Saved data entries
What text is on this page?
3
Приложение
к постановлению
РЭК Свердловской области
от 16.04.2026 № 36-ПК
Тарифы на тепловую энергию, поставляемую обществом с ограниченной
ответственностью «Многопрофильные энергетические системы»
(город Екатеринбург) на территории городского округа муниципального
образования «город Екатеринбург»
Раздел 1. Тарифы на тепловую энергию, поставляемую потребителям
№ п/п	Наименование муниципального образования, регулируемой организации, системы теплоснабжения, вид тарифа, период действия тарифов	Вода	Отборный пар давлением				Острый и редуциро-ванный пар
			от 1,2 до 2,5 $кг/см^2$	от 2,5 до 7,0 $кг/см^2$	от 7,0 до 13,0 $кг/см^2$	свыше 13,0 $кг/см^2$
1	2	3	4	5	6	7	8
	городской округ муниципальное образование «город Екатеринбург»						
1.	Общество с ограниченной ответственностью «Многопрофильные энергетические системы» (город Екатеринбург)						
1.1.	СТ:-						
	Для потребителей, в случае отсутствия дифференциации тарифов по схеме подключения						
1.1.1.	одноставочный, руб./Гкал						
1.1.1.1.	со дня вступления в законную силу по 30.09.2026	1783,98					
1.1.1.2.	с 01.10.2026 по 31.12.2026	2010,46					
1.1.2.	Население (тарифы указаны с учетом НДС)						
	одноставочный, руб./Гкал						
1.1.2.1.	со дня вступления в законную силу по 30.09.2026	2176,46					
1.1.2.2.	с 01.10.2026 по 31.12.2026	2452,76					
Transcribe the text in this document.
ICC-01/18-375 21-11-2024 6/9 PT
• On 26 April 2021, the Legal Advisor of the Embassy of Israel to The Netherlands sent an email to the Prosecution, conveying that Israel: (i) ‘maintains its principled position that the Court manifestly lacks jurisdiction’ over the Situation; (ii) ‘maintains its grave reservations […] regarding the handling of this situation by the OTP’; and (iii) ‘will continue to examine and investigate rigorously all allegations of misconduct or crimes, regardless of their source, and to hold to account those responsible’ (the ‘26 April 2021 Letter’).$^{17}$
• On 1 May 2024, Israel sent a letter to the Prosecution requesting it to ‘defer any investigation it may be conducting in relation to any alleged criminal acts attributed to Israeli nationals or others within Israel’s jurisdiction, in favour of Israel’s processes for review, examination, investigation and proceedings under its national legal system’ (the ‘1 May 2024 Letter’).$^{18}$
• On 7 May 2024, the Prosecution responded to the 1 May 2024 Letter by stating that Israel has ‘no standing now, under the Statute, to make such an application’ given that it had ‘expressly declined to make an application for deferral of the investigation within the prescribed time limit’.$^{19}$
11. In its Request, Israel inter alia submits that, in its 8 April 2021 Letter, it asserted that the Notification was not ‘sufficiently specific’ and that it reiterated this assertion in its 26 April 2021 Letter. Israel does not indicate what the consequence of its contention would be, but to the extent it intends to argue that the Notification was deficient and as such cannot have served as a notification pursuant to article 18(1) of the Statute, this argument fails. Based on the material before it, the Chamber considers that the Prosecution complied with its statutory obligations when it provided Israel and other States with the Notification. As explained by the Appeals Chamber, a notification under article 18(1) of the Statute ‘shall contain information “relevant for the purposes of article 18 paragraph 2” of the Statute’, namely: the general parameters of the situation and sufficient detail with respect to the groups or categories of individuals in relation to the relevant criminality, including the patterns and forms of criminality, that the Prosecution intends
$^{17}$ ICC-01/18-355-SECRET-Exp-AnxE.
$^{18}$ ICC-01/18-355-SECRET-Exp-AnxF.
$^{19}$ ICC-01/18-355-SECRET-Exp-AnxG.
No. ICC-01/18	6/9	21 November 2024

## TASK DETAILS
Read through the entries and copy each line in which "text" appears.

## FINISHED TASK
What text is on this page?
Transcribe the text in this document.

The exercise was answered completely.